### DIRECTION
Please rewrite every one of the items below, changing "give" to "provide" and leaving everything else as it is. Leave out the pictures.

Visual layout annotation data:

● ● ●

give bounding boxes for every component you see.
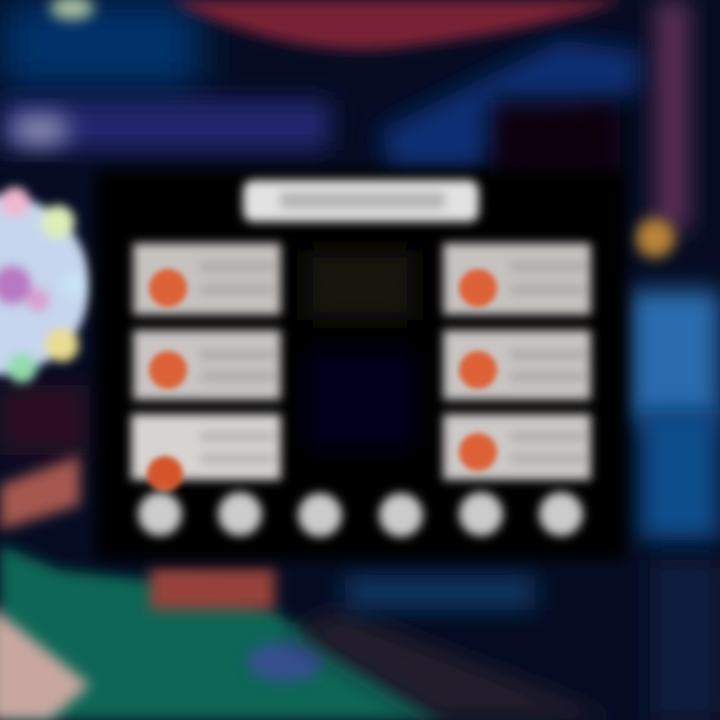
- decoration: ceiling light: [50, 0, 94, 20]
- card: right 3: [443, 414, 591, 480]
- icon: orange dot right 1: [459, 269, 497, 307]
- center image panel: [305, 250, 415, 450]
- decoration: red ceiling arc: [170, 0, 625, 50]
- bottom icon row: [138, 492, 583, 537]
- title pill: [243, 180, 479, 222]
- icon: orange dot right 2: [459, 351, 497, 389]
- blue sign under panel: [345, 575, 535, 610]
- left pink table edge: [0, 455, 80, 530]
- red sign under panel: [150, 568, 275, 610]
- panel: main black board: [96, 170, 626, 560]
- decoration: rainbow roulette wheel: [0, 187, 90, 383]
- icon: orange dot right 3: [459, 433, 497, 471]
- decoration: wall lamp: [635, 218, 675, 258]
- icon: orange dot left 2: [149, 351, 187, 389]
- card: left 3: [131, 414, 281, 480]
- icon: orange dot left 1: [149, 269, 187, 307]
- card: left 1: [133, 243, 281, 315]
- card: left 2: [133, 330, 281, 400]
- card: right 2: [443, 330, 591, 400]
- icon: orange dot left 3: [147, 456, 183, 492]
- green card table: [0, 545, 620, 720]
- card: right 1: [443, 243, 591, 315]
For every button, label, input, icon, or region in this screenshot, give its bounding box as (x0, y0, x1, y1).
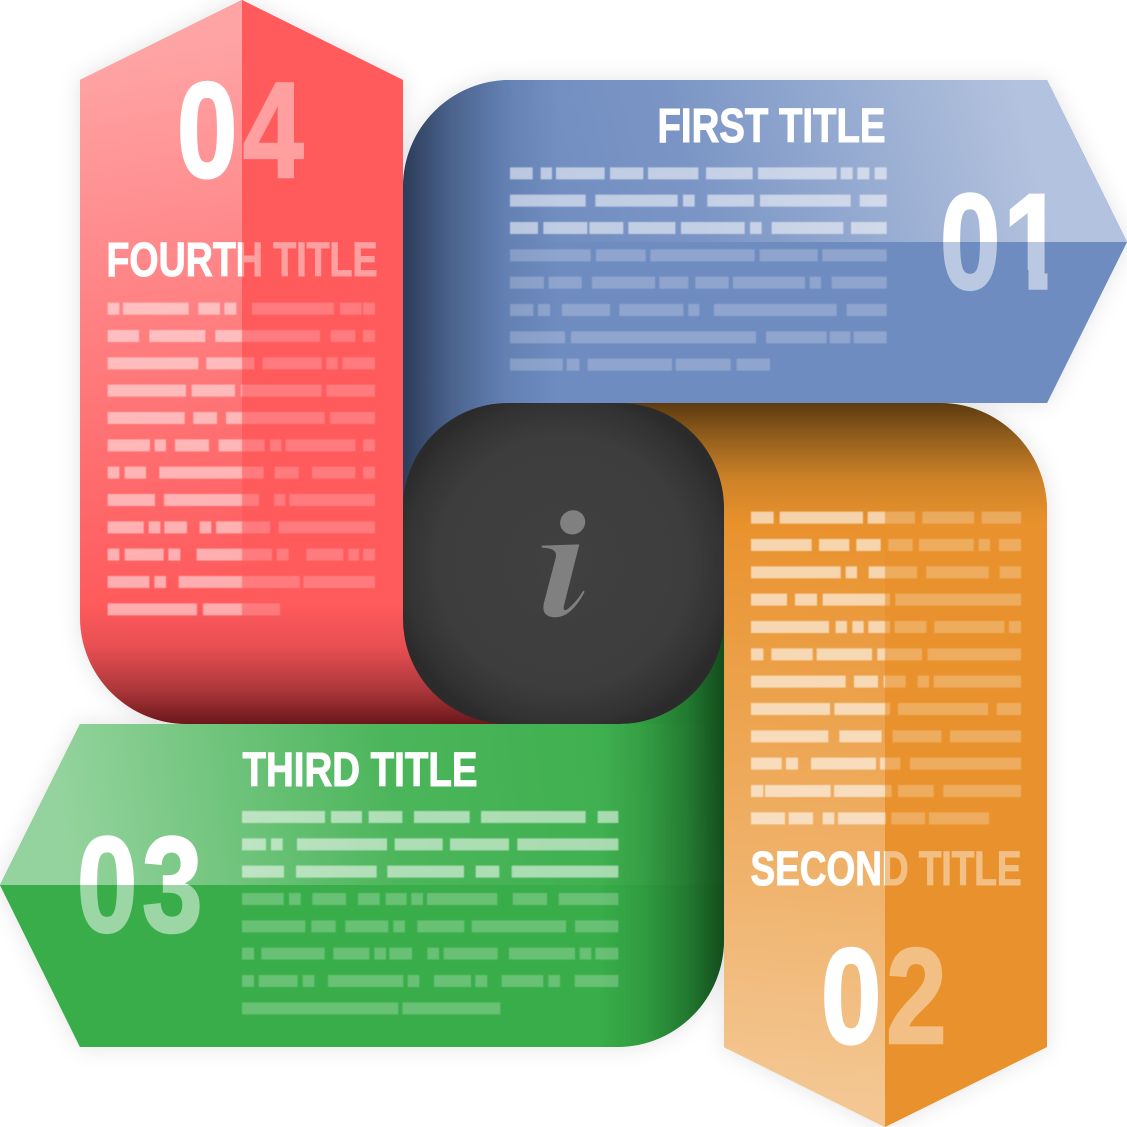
icon: information mark (542, 506, 589, 617)
heading: third title: THIRD TITLE (242, 744, 478, 797)
number: 03: 03 (77, 810, 203, 961)
panel: second (orange arrow) (600, 403, 1047, 1127)
number: 01: 01 (940, 167, 1064, 318)
text block: second body (751, 518, 1021, 818)
heading: fourth title: FOURTH TITLE (106, 234, 378, 287)
number: 02: 02 (821, 922, 947, 1073)
panel: third (green arrow) (0, 600, 724, 1047)
text block: first body (510, 173, 887, 365)
panel: centre info tile (403, 403, 724, 724)
panel: fourth (red arrow) (80, 0, 530, 724)
heading: second title: SECOND TITLE (750, 843, 1022, 896)
text block: fourth body (108, 309, 375, 609)
panel: first (blue arrow) (403, 80, 1127, 530)
number: 04: 04 (177, 56, 304, 207)
heading: first title: FIRST TITLE (658, 100, 886, 153)
text block: third body (242, 817, 618, 1008)
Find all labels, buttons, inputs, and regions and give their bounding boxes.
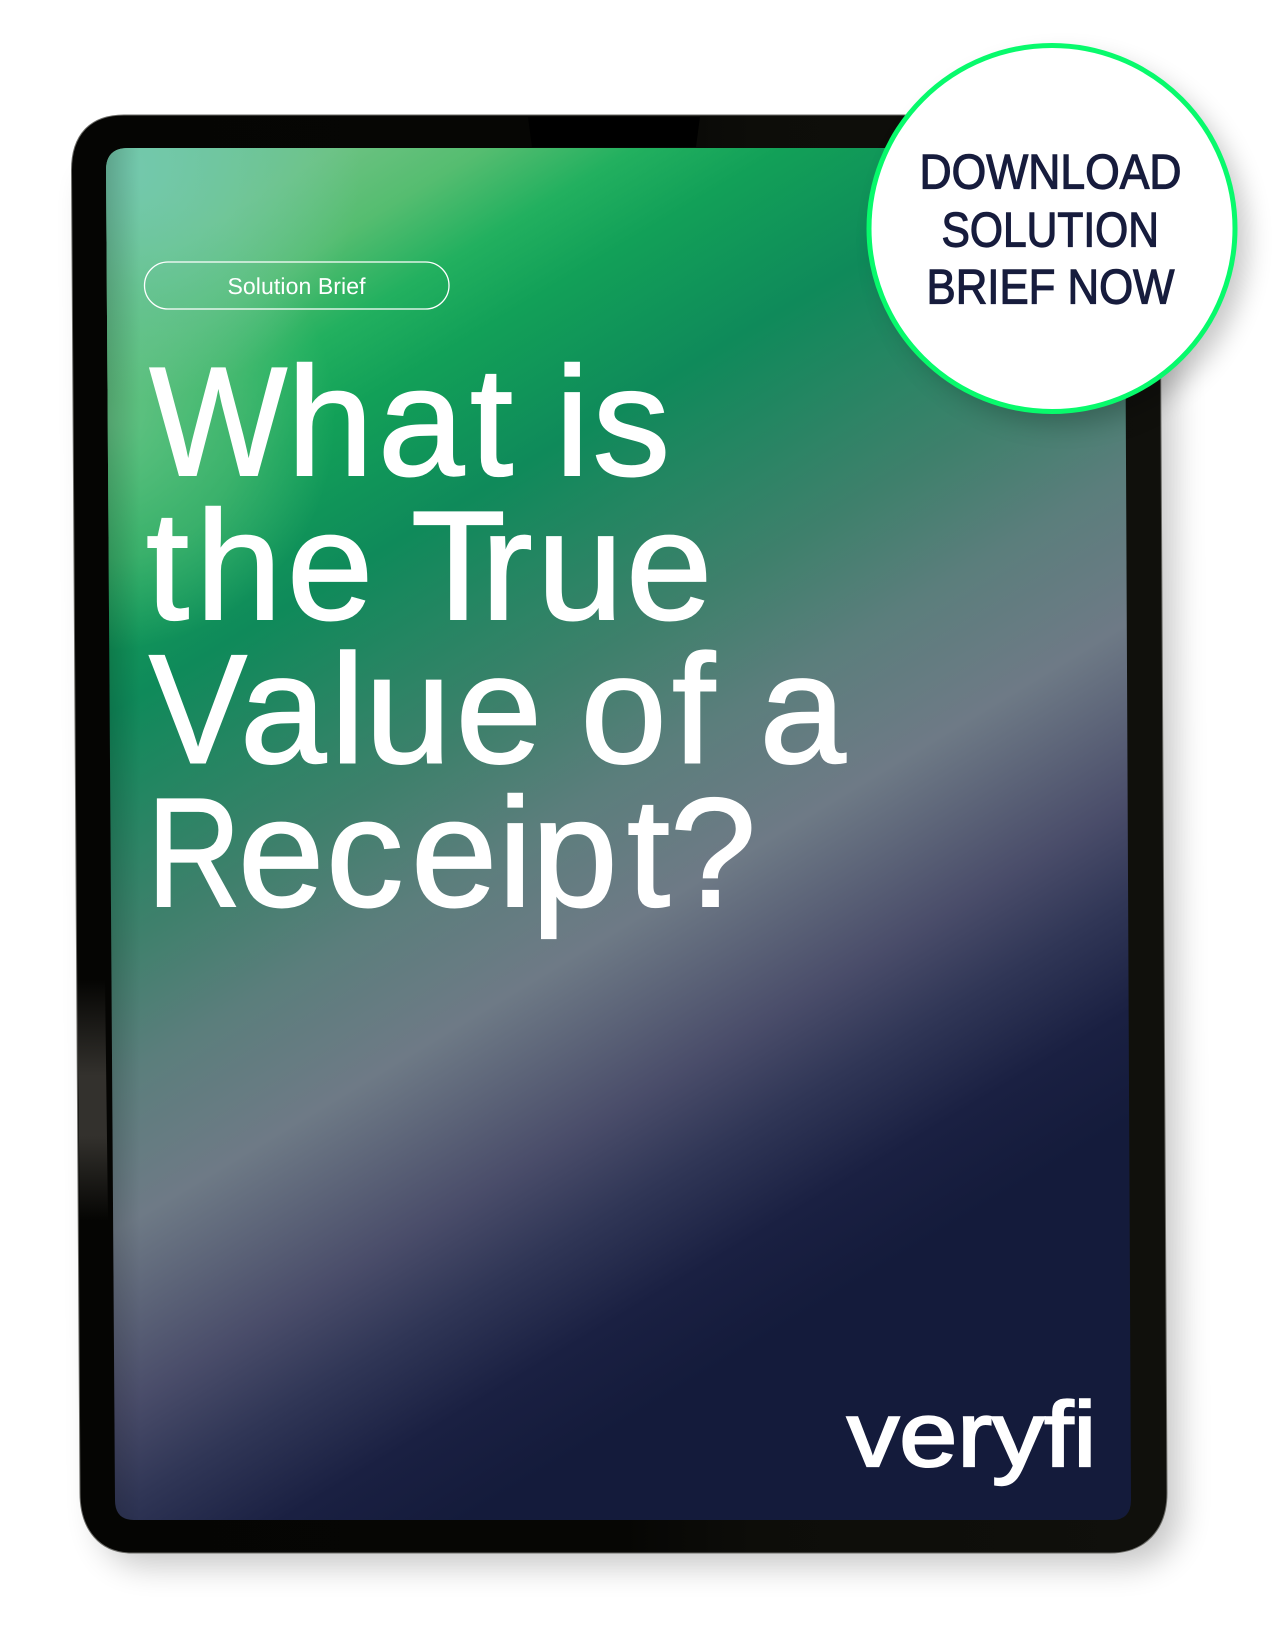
title: alue of a (240, 622, 846, 796)
title: eceipt? (238, 766, 756, 939)
download badge (869, 46, 1247, 424)
badge text: SOLUTION (942, 204, 1159, 258)
title (146, 335, 846, 939)
tablet device (72, 115, 1180, 1566)
tablet bezel (72, 115, 1167, 1553)
title: hat is (287, 335, 670, 508)
tablet screen (100, 140, 1140, 1525)
badge text: DOWNLOAD (920, 146, 1182, 200)
tag pill: Solution Brief: Solution Brief (228, 273, 366, 299)
badge text (920, 146, 1182, 315)
title: V (149, 622, 247, 796)
tag pill: Solution Brief (144, 262, 449, 309)
title: the True (146, 479, 712, 652)
bezel reflection (77, 980, 108, 1220)
title: R (147, 766, 241, 939)
title: W (150, 335, 287, 508)
camera notch (528, 117, 700, 147)
logo: veryfi: veryfi (847, 1384, 1096, 1486)
badge text: BRIEF NOW (926, 261, 1175, 315)
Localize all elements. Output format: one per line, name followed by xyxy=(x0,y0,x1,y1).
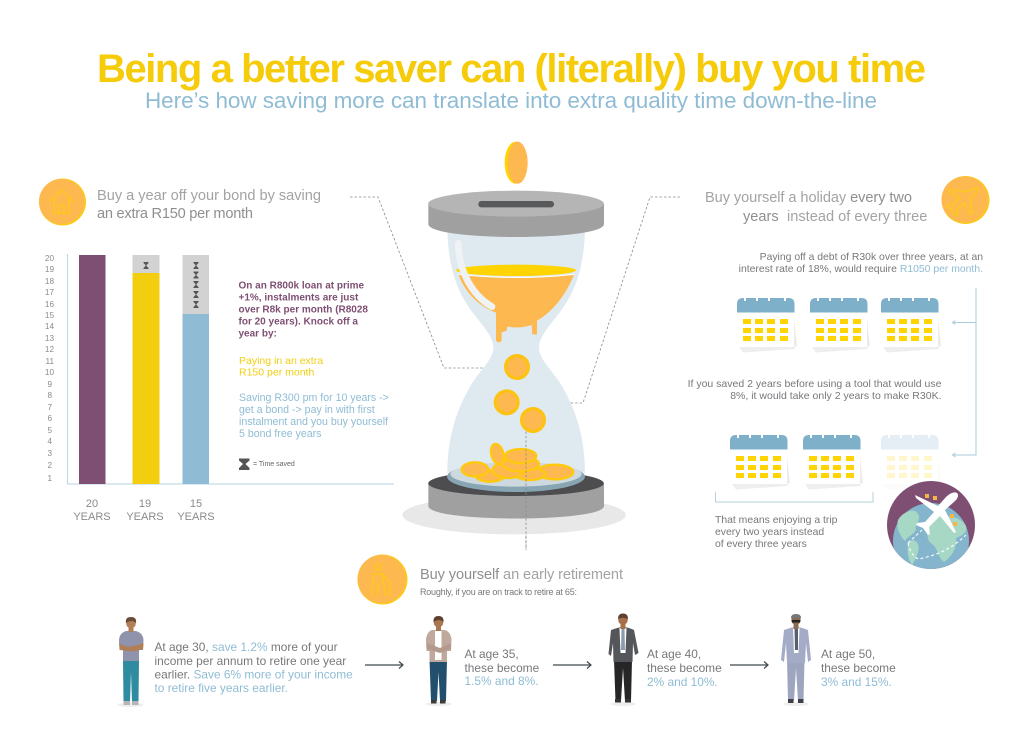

● ● ●

### CORRECT ANSWER
provide bounding boxes for every component you see.
- decoration: ceiling light: [50, 0, 94, 20]
- card: right 3: [443, 414, 591, 480]
- icon: orange dot right 1: [459, 269, 497, 307]
- center image panel: [305, 250, 415, 450]
- decoration: red ceiling arc: [170, 0, 625, 50]
- bottom icon row: [138, 492, 583, 537]
- title pill: [243, 180, 479, 222]
- icon: orange dot right 2: [459, 351, 497, 389]
- blue sign under panel: [345, 575, 535, 610]
- left pink table edge: [0, 455, 80, 530]
- red sign under panel: [150, 568, 275, 610]
- panel: main black board: [96, 170, 626, 560]
- decoration: rainbow roulette wheel: [0, 187, 90, 383]
- icon: orange dot right 3: [459, 433, 497, 471]
- decoration: wall lamp: [635, 218, 675, 258]
- icon: orange dot left 2: [149, 351, 187, 389]
- card: left 3: [131, 414, 281, 480]
- icon: orange dot left 1: [149, 269, 187, 307]
- card: left 1: [133, 243, 281, 315]
- card: left 2: [133, 330, 281, 400]
- card: right 2: [443, 330, 591, 400]
- icon: orange dot left 3: [147, 456, 183, 492]
- green card table: [0, 545, 620, 720]
- card: right 1: [443, 243, 591, 315]
For every button, label, input, icon, or region in this screenshot, provide its bounding box as (x0, y0, x1, y1).
icon: information mark (542, 506, 589, 617)
heading: third title: THIRD TITLE (242, 744, 478, 797)
number: 03: 03 (77, 810, 203, 961)
panel: second (orange arrow) (600, 403, 1047, 1127)
number: 01: 01 (940, 167, 1064, 318)
text block: second body (751, 518, 1021, 818)
heading: fourth title: FOURTH TITLE (106, 234, 378, 287)
number: 02: 02 (821, 922, 947, 1073)
panel: third (green arrow) (0, 600, 724, 1047)
text block: first body (510, 173, 887, 365)
panel: centre info tile (403, 403, 724, 724)
panel: fourth (red arrow) (80, 0, 530, 724)
heading: second title: SECOND TITLE (750, 843, 1022, 896)
text block: fourth body (108, 309, 375, 609)
panel: first (blue arrow) (403, 80, 1127, 530)
number: 04: 04 (177, 56, 304, 207)
heading: first title: FIRST TITLE (658, 100, 886, 153)
text block: third body (242, 817, 618, 1008)
Find all labels, buttons, inputs, and regions and provide their bounding boxes.
title: alue of a (240, 622, 846, 796)
title: eceipt? (238, 766, 756, 939)
download badge (869, 46, 1247, 424)
badge text: SOLUTION (942, 204, 1159, 258)
title (146, 335, 846, 939)
tablet device (72, 115, 1180, 1566)
tablet bezel (72, 115, 1167, 1553)
title: hat is (287, 335, 670, 508)
tablet screen (100, 140, 1140, 1525)
badge text: DOWNLOAD (920, 146, 1182, 200)
tag pill: Solution Brief: Solution Brief (228, 273, 366, 299)
badge text (920, 146, 1182, 315)
title: V (149, 622, 247, 796)
tag pill: Solution Brief (144, 262, 449, 309)
title: the True (146, 479, 712, 652)
bezel reflection (77, 980, 108, 1220)
title: R (147, 766, 241, 939)
title: W (150, 335, 287, 508)
camera notch (528, 117, 700, 147)
logo: veryfi: veryfi (847, 1384, 1096, 1486)
badge text: BRIEF NOW (926, 261, 1175, 315)
Localize all elements. Output format: one per line, name followed by xyxy=(x0,y0,x1,y1).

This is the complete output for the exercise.